### The task:
Output what the records say, word for word, with no images.

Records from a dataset

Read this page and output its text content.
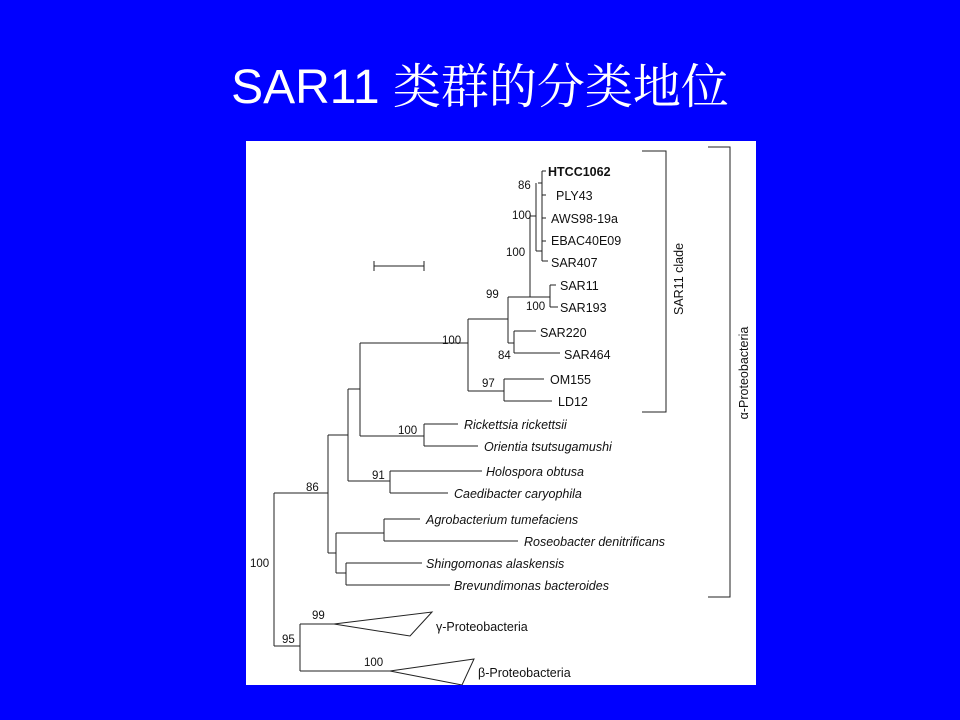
SAR11 类群的分类地位
SAR11 clade
α-Proteobacteria
HTCC1062
PLY43
AWS98-19a
EBAC40E09
SAR407
SAR11
SAR193
SAR220
SAR464
OM155
LD12
Rickettsia rickettsii
Orientia tsutsugamushi
Holospora obtusa
Caedibacter caryophila
Agrobacterium tumefaciens
Roseobacter denitrificans
Shingomonas alaskensis
Brevundimonas bacteroides
γ-Proteobacteria
β-Proteobacteria
86
100
100
100
99
84
97
100
100
91
86
100
99
95
100
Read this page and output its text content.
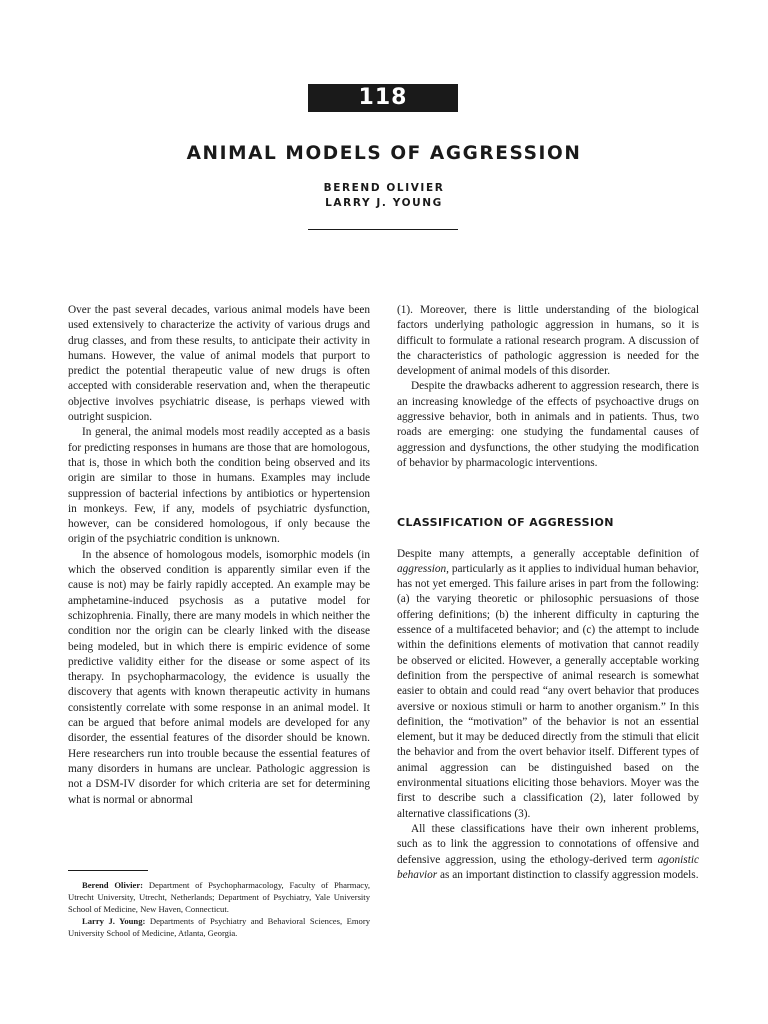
118
ANIMAL MODELS OF AGGRESSION
BEREND OLIVIER
LARRY J. YOUNG

Over the past several decades, various animal models have been used extensively to characterize the activity of various drugs and drug classes, and from these results, to anticipate their activity in humans. However, the value of animal models that purport to predict the potential therapeutic value of new drugs is often accepted with considerable reservation and, when the therapeutic objective involves psychiatric disease, is perhaps viewed with outright suspicion.

In general, the animal models most readily accepted as a basis for predicting responses in humans are those that are homologous, that is, those in which both the condition being observed and its origin are similar to those in humans. Examples may include suppression of bacterial infections by antibiotics or hypertension in monkeys. Few, if any, models of psychiatric dysfunction, however, can be considered homologous, if only because the origin of the psychiatric condition is unknown.

In the absence of homologous models, isomorphic models (in which the observed condition is apparently similar even if the cause is not) may be fairly rapidly accepted. An example may be amphetamine-induced psychosis as a putative model for schizophrenia. Finally, there are many models in which neither the condition nor the origin can be clearly linked with the disease being modeled, but in which there is empiric evidence of some predictive validity either for the disease or some aspect of its therapy. In psychopharmacology, the evidence is usually the discovery that agents with known therapeutic activity in humans consistently correlate with some response in an animal model. It can be argued that before animal models are developed for any disorder, the essential features of the disorder should be known. Here researchers run into trouble because the essential features of many disorders in humans are unclear. Pathologic aggression is not a DSM-IV disorder for which criteria are set for determining what is normal or abnormal

Berend Olivier: Department of Psychopharmacology, Faculty of Pharmacy, Utrecht University, Utrecht, Netherlands; Department of Psychiatry, Yale University School of Medicine, New Haven, Connecticut.

Larry J. Young: Departments of Psychiatry and Behavioral Sciences, Emory University School of Medicine, Atlanta, Georgia.

(1). Moreover, there is little understanding of the biological factors underlying pathologic aggression in humans, so it is difficult to formulate a rational research program. A discussion of the characteristics of pathologic aggression is needed for the development of animal models of this disorder.

Despite the drawbacks adherent to aggression research, there is an increasing knowledge of the effects of psychoactive drugs on aggressive behavior, both in animals and in patients. Thus, two roads are emerging: one studying the fundamental causes of aggression and dysfunctions, the other studying the modification of behavior by pharmacologic interventions.

CLASSIFICATION OF AGGRESSION

Despite many attempts, a generally acceptable definition of aggression, particularly as it applies to individual human behavior, has not yet emerged. This failure arises in part from the following: (a) the varying theoretic or philosophic persuasions of those offering definitions; (b) the inherent difficulty in capturing the essence of a multifaceted behavior; and (c) the attempt to include within the definitions elements of motivation that cannot readily be observed or elicited. However, a generally acceptable working definition from the perspective of animal research is somewhat easier to obtain and could read “any overt behavior that produces aversive or noxious stimuli or harm to another organism.” In this definition, the “motivation” of the behavior is not an essential element, but it may be deduced directly from the stimuli that elicit the behavior and from the overt behavior itself. Different types of animal aggression can be distinguished based on the environmental situations eliciting those behaviors. Moyer was the first to describe such a classification (2), later followed by alternative classifications (3).

All these classifications have their own inherent problems, such as to link the aggression to connotations of offensive and defensive aggression, using the ethology-derived term agonistic behavior as an important distinction to classify aggression models.
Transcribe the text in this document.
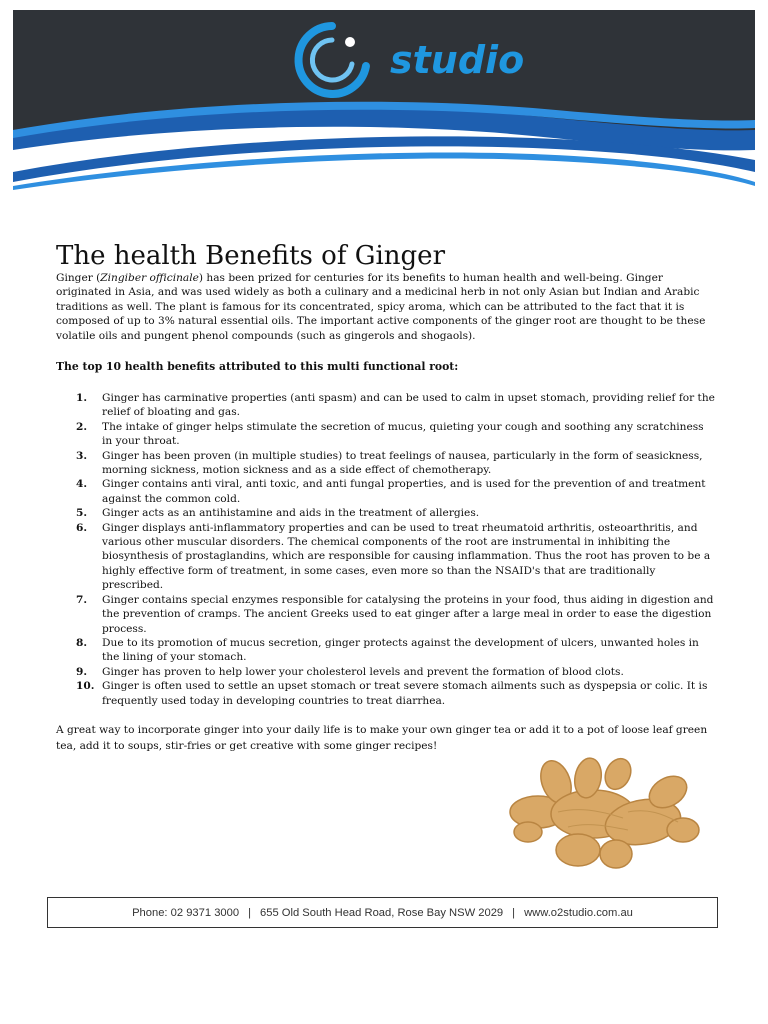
studio
The health Benefits of Ginger

Ginger (Zingiber officinale) has been prized for centuries for its benefits to human health and well-being. Ginger originated in Asia, and was used widely as both a culinary and a medicinal herb in not only Asian but Indian and Arabic traditions as well. The plant is famous for its concentrated, spicy aroma, which can be attributed to the fact that it is composed of up to 3% natural essential oils. The important active components of the ginger root are thought to be these volatile oils and pungent phenol compounds (such as gingerols and shogaols).

The top 10 health benefits attributed to this multi functional root:

1. Ginger has carminative properties (anti spasm) and can be used to calm in upset stomach, providing relief for the relief of bloating and gas.
2. The intake of ginger helps stimulate the secretion of mucus, quieting your cough and soothing any scratchiness in your throat.
3. Ginger has been proven (in multiple studies) to treat feelings of nausea, particularly in the form of seasickness, morning sickness, motion sickness and as a side effect of chemotherapy.
4. Ginger contains anti viral, anti toxic, and anti fungal properties, and is used for the prevention of and treatment against the common cold.
5. Ginger acts as an antihistamine and aids in the treatment of allergies.
6. Ginger displays anti-inflammatory properties and can be used to treat rheumatoid arthritis, osteoarthritis, and various other muscular disorders. The chemical components of the root are instrumental in inhibiting the biosynthesis of prostaglandins, which are responsible for causing inflammation. Thus the root has proven to be a highly effective form of treatment, in some cases, even more so than the NSAID's that are traditionally prescribed.
7. Ginger contains special enzymes responsible for catalysing the proteins in your food, thus aiding in digestion and the prevention of cramps. The ancient Greeks used to eat ginger after a large meal in order to ease the digestion process.
8. Due to its promotion of mucus secretion, ginger protects against the development of ulcers, unwanted holes in the lining of your stomach.
9. Ginger has proven to help lower your cholesterol levels and prevent the formation of blood clots.
10. Ginger is often used to settle an upset stomach or treat severe stomach ailments such as dyspepsia or colic. It is frequently used today in developing countries to treat diarrhea.

A great way to incorporate ginger into your daily life is to make your own ginger tea or add it to a pot of loose leaf green tea, add it to soups, stir-fries or get creative with some ginger recipes!

Phone: 02 9371 3000 | 655 Old South Head Road, Rose Bay NSW 2029 | www.o2studio.com.au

### Your response:
Read this page and output its text content.
SAR11 类群的分类地位
SAR11 clade
α-Proteobacteria
HTCC1062
PLY43
AWS98-19a
EBAC40E09
SAR407
SAR11
SAR193
SAR220
SAR464
OM155
LD12
Rickettsia rickettsii
Orientia tsutsugamushi
Holospora obtusa
Caedibacter caryophila
Agrobacterium tumefaciens
Roseobacter denitrificans
Shingomonas alaskensis
Brevundimonas bacteroides
γ-Proteobacteria
β-Proteobacteria
86
100
100
100
99
84
97
100
100
91
86
100
99
95
100
Read this page and output its text content.
118
ANIMAL MODELS OF AGGRESSION
BEREND OLIVIER
LARRY J. YOUNG

Over the past several decades, various animal models have been used extensively to characterize the activity of various drugs and drug classes, and from these results, to anticipate their activity in humans. However, the value of animal models that purport to predict the potential therapeutic value of new drugs is often accepted with considerable reservation and, when the therapeutic objective involves psychiatric disease, is perhaps viewed with outright suspicion.

In general, the animal models most readily accepted as a basis for predicting responses in humans are those that are homologous, that is, those in which both the condition being observed and its origin are similar to those in humans. Examples may include suppression of bacterial infections by antibiotics or hypertension in monkeys. Few, if any, models of psychiatric dysfunction, however, can be considered homologous, if only because the origin of the psychiatric condition is unknown.

In the absence of homologous models, isomorphic models (in which the observed condition is apparently similar even if the cause is not) may be fairly rapidly accepted. An example may be amphetamine-induced psychosis as a putative model for schizophrenia. Finally, there are many models in which neither the condition nor the origin can be clearly linked with the disease being modeled, but in which there is empiric evidence of some predictive validity either for the disease or some aspect of its therapy. In psychopharmacology, the evidence is usually the discovery that agents with known therapeutic activity in humans consistently correlate with some response in an animal model. It can be argued that before animal models are developed for any disorder, the essential features of the disorder should be known. Here researchers run into trouble because the essential features of many disorders in humans are unclear. Pathologic aggression is not a DSM-IV disorder for which criteria are set for determining what is normal or abnormal

Berend Olivier: Department of Psychopharmacology, Faculty of Pharmacy, Utrecht University, Utrecht, Netherlands; Department of Psychiatry, Yale University School of Medicine, New Haven, Connecticut.

Larry J. Young: Departments of Psychiatry and Behavioral Sciences, Emory University School of Medicine, Atlanta, Georgia.

(1). Moreover, there is little understanding of the biological factors underlying pathologic aggression in humans, so it is difficult to formulate a rational research program. A discussion of the characteristics of pathologic aggression is needed for the development of animal models of this disorder.

Despite the drawbacks adherent to aggression research, there is an increasing knowledge of the effects of psychoactive drugs on aggressive behavior, both in animals and in patients. Thus, two roads are emerging: one studying the fundamental causes of aggression and dysfunctions, the other studying the modification of behavior by pharmacologic interventions.

CLASSIFICATION OF AGGRESSION

Despite many attempts, a generally acceptable definition of aggression, particularly as it applies to individual human behavior, has not yet emerged. This failure arises in part from the following: (a) the varying theoretic or philosophic persuasions of those offering definitions; (b) the inherent difficulty in capturing the essence of a multifaceted behavior; and (c) the attempt to include within the definitions elements of motivation that cannot readily be observed or elicited. However, a generally acceptable working definition from the perspective of animal research is somewhat easier to obtain and could read “any overt behavior that produces aversive or noxious stimuli or harm to another organism.” In this definition, the “motivation” of the behavior is not an essential element, but it may be deduced directly from the stimuli that elicit the behavior and from the overt behavior itself. Different types of animal aggression can be distinguished based on the environmental situations eliciting those behaviors. Moyer was the first to describe such a classification (2), later followed by alternative classifications (3).

All these classifications have their own inherent problems, such as to link the aggression to connotations of offensive and defensive aggression, using the ethology-derived term agonistic behavior as an important distinction to classify aggression models.
Transcribe the text in this document.
studio
The health Benefits of Ginger

Ginger (Zingiber officinale) has been prized for centuries for its benefits to human health and well-being. Ginger originated in Asia, and was used widely as both a culinary and a medicinal herb in not only Asian but Indian and Arabic traditions as well. The plant is famous for its concentrated, spicy aroma, which can be attributed to the fact that it is composed of up to 3% natural essential oils. The important active components of the ginger root are thought to be these volatile oils and pungent phenol compounds (such as gingerols and shogaols).

The top 10 health benefits attributed to this multi functional root:

1. Ginger has carminative properties (anti spasm) and can be used to calm in upset stomach, providing relief for the relief of bloating and gas.
2. The intake of ginger helps stimulate the secretion of mucus, quieting your cough and soothing any scratchiness in your throat.
3. Ginger has been proven (in multiple studies) to treat feelings of nausea, particularly in the form of seasickness, morning sickness, motion sickness and as a side effect of chemotherapy.
4. Ginger contains anti viral, anti toxic, and anti fungal properties, and is used for the prevention of and treatment against the common cold.
5. Ginger acts as an antihistamine and aids in the treatment of allergies.
6. Ginger displays anti-inflammatory properties and can be used to treat rheumatoid arthritis, osteoarthritis, and various other muscular disorders. The chemical components of the root are instrumental in inhibiting the biosynthesis of prostaglandins, which are responsible for causing inflammation. Thus the root has proven to be a highly effective form of treatment, in some cases, even more so than the NSAID's that are traditionally prescribed.
7. Ginger contains special enzymes responsible for catalysing the proteins in your food, thus aiding in digestion and the prevention of cramps. The ancient Greeks used to eat ginger after a large meal in order to ease the digestion process.
8. Due to its promotion of mucus secretion, ginger protects against the development of ulcers, unwanted holes in the lining of your stomach.
9. Ginger has proven to help lower your cholesterol levels and prevent the formation of blood clots.
10. Ginger is often used to settle an upset stomach or treat severe stomach ailments such as dyspepsia or colic. It is frequently used today in developing countries to treat diarrhea.

A great way to incorporate ginger into your daily life is to make your own ginger tea or add it to a pot of loose leaf green tea, add it to soups, stir-fries or get creative with some ginger recipes!

Phone: 02 9371 3000 | 655 Old South Head Road, Rose Bay NSW 2029 | www.o2studio.com.au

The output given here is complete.